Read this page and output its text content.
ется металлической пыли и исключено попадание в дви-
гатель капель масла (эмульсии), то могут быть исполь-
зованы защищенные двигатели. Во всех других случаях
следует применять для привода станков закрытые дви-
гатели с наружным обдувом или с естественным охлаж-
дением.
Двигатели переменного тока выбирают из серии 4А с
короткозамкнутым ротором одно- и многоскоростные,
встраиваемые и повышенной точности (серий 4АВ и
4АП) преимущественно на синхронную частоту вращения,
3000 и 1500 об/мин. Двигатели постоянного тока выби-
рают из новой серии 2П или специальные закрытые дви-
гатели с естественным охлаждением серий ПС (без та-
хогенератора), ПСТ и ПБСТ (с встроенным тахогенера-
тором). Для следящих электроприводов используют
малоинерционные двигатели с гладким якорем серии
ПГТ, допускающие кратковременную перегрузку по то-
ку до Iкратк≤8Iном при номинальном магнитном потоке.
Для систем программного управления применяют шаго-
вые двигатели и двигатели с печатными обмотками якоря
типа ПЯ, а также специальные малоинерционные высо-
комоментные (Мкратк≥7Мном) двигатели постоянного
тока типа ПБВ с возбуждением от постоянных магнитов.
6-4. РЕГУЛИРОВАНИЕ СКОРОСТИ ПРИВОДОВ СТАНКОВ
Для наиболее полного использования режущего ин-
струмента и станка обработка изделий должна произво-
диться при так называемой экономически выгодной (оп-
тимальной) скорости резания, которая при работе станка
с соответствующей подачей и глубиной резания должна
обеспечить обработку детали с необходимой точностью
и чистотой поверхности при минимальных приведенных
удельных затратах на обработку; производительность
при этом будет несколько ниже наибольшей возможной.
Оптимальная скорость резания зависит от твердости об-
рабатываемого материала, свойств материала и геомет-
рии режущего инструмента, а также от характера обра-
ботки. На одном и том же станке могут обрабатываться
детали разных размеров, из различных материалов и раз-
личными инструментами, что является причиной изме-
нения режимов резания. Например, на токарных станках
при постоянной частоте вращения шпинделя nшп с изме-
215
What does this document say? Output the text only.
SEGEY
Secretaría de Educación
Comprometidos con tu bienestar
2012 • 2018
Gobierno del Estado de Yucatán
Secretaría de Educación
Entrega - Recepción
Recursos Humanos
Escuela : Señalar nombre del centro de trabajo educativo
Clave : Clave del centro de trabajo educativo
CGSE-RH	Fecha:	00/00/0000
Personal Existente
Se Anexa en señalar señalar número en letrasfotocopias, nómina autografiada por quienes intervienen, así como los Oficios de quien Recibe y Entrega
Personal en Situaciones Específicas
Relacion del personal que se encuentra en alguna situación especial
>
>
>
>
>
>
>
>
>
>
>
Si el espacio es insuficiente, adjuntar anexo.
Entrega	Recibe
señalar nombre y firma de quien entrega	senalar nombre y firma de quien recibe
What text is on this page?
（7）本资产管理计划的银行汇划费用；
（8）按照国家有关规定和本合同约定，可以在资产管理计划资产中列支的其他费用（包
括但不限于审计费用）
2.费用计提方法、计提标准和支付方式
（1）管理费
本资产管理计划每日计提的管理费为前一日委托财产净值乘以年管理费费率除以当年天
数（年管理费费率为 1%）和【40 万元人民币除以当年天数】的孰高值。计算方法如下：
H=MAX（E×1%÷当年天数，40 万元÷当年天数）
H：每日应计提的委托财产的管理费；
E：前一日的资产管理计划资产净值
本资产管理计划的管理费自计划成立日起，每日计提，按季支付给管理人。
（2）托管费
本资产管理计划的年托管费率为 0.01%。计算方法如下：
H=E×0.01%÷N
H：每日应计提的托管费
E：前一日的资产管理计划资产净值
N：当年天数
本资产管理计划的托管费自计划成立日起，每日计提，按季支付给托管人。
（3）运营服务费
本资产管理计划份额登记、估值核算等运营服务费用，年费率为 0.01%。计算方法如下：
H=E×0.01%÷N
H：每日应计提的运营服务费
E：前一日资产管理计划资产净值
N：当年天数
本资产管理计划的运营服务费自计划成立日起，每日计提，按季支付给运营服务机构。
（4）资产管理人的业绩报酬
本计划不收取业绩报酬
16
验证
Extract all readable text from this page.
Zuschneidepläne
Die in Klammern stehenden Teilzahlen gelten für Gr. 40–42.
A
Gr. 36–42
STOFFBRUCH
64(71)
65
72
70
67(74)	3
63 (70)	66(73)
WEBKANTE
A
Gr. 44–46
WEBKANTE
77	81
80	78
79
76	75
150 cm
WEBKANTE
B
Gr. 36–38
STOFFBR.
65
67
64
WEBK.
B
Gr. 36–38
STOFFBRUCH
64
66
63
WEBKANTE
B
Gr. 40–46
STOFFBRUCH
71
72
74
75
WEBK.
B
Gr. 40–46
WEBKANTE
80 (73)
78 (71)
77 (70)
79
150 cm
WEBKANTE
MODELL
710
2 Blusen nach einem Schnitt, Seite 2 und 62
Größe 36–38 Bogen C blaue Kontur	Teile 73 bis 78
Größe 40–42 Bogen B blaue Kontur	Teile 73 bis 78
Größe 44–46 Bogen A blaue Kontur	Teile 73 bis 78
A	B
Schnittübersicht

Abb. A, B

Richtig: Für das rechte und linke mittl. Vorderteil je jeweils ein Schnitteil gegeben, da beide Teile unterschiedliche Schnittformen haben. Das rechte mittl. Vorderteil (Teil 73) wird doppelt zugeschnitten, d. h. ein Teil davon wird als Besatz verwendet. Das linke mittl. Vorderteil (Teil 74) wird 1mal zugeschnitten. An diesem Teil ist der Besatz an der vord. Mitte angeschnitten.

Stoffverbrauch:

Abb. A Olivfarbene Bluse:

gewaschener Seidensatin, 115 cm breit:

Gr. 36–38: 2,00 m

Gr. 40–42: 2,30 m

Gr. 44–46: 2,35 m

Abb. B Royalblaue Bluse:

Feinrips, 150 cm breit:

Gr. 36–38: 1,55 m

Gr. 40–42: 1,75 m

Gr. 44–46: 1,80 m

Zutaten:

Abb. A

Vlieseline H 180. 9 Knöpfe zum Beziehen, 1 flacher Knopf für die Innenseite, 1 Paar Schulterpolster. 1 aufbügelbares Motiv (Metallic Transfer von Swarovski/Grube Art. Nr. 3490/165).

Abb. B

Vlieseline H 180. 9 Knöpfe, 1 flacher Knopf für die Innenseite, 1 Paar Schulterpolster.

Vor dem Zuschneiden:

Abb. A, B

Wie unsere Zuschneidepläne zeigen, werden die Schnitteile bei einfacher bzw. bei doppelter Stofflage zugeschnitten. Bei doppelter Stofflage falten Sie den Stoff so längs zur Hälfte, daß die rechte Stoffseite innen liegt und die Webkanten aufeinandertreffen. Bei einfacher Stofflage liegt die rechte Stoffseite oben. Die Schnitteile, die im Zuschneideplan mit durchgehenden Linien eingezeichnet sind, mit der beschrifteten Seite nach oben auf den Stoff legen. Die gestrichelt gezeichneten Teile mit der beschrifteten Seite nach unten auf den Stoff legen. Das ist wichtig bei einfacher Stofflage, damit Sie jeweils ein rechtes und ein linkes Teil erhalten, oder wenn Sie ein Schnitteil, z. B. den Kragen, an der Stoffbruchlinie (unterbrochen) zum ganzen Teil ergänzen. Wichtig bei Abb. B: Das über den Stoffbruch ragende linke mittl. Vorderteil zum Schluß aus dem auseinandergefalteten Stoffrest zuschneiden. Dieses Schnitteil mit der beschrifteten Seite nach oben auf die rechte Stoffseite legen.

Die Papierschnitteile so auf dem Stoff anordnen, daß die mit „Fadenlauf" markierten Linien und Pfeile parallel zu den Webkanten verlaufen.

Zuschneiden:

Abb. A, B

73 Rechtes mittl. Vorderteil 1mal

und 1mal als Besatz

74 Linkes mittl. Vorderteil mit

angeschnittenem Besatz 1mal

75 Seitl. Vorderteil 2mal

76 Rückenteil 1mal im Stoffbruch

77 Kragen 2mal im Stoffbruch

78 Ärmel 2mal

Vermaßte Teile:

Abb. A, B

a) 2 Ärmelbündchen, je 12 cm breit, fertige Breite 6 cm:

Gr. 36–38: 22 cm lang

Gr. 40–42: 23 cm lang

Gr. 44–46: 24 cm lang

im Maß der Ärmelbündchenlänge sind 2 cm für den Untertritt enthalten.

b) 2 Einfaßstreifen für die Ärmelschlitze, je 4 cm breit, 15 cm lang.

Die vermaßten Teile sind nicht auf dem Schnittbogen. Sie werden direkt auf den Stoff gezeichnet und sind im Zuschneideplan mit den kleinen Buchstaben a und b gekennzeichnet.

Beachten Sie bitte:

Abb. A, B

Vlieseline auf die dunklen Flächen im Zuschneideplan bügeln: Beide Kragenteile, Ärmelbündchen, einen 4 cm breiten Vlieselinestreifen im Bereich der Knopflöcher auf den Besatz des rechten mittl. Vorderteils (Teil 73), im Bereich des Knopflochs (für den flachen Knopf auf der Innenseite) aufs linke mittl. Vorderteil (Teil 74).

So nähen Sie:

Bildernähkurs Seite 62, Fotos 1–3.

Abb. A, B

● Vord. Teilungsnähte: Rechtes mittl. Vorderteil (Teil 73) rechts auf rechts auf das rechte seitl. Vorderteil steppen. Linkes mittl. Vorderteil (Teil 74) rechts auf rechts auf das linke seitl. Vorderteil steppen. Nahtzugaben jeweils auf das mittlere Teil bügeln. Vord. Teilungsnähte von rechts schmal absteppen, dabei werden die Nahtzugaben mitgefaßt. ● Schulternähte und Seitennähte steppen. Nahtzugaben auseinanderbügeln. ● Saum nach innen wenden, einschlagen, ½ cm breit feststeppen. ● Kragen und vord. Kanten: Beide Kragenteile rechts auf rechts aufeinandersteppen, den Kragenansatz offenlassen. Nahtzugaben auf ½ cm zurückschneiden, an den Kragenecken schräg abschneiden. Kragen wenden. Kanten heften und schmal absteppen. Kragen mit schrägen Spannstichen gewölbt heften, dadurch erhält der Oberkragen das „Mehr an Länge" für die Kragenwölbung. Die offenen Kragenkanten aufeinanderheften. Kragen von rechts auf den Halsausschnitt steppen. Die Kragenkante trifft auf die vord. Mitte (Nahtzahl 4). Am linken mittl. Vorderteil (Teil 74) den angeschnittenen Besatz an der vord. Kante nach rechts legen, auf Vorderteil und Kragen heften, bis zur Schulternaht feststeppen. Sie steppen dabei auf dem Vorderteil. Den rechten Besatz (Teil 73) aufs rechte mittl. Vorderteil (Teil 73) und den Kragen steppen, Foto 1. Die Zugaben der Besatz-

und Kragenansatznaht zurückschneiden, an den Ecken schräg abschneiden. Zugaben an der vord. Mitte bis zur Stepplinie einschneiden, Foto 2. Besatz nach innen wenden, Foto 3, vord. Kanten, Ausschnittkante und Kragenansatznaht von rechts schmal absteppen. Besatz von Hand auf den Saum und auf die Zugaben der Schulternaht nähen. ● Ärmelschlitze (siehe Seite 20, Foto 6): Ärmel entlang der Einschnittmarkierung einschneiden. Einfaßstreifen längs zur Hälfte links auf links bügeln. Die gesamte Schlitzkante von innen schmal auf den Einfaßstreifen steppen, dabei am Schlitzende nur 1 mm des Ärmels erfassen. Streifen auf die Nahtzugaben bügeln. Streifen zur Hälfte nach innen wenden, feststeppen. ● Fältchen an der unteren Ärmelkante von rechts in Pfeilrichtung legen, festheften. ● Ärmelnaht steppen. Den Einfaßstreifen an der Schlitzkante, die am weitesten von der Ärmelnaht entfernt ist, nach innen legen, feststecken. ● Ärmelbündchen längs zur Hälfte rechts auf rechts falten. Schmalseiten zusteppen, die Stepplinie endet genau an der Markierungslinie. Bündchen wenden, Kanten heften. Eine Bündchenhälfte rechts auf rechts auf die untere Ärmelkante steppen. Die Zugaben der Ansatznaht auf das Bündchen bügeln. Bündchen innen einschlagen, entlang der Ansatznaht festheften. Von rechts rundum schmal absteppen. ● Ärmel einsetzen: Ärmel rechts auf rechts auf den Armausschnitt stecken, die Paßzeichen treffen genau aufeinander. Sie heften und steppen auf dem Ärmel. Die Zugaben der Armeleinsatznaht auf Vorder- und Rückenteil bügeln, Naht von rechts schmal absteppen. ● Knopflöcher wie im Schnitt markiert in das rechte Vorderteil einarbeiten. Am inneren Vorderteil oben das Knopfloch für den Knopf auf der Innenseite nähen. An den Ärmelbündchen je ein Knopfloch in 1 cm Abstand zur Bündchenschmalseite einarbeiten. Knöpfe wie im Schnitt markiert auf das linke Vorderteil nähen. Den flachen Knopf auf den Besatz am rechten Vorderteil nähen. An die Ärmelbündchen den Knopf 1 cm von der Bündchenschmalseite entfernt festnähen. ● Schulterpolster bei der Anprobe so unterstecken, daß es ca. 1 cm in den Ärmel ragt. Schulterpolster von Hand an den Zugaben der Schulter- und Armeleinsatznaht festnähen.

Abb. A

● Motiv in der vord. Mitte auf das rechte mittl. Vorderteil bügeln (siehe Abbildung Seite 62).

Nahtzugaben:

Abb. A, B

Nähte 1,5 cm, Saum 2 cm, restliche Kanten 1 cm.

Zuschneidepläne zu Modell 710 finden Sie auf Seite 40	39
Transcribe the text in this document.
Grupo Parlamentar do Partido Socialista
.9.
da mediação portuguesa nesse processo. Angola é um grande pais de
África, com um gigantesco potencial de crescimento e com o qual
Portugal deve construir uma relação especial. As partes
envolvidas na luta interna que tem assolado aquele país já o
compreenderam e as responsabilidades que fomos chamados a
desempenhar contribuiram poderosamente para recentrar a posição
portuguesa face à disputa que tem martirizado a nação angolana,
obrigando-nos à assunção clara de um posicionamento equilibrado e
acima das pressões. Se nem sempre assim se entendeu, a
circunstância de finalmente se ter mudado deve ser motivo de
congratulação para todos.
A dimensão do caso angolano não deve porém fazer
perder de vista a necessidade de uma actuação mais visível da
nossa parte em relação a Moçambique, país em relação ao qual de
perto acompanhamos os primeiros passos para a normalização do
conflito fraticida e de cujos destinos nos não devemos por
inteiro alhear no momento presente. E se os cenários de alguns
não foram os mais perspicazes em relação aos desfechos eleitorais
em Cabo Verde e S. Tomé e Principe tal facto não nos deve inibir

= = = = = = =

> _DIRECTIONS FOR THIS TASK_: Extract all lines from the data in which "Vlieseline" is found.

> _TASK RESPONSE_:
Vlieseline H 180. 9 Knöpfe zum Beziehen, 1 flacher Knopf für die Innenseite, 1 Paar Schulterpolster. 1 aufbügelbares Motiv (Metallic Transfer von Swarovski/Grube Art. Nr. 3490/165).
Vlieseline H 180. 9 Knöpfe, 1 flacher Knopf für die Innenseite, 1 Paar Schulterpolster.
Vlieseline auf die dunklen Flächen im Zuschneideplan bügeln: Beide Kragenteile, Ärmelbündchen, einen 4 cm breiten Vlieselinestreifen im Bereich der Knopflöcher auf den Besatz des rechten mittl. Vorderteils (Teil 73), im Bereich des Knopflochs (für den flachen Knopf auf der Innenseite) aufs linke mittl. Vorderteil (Teil 74).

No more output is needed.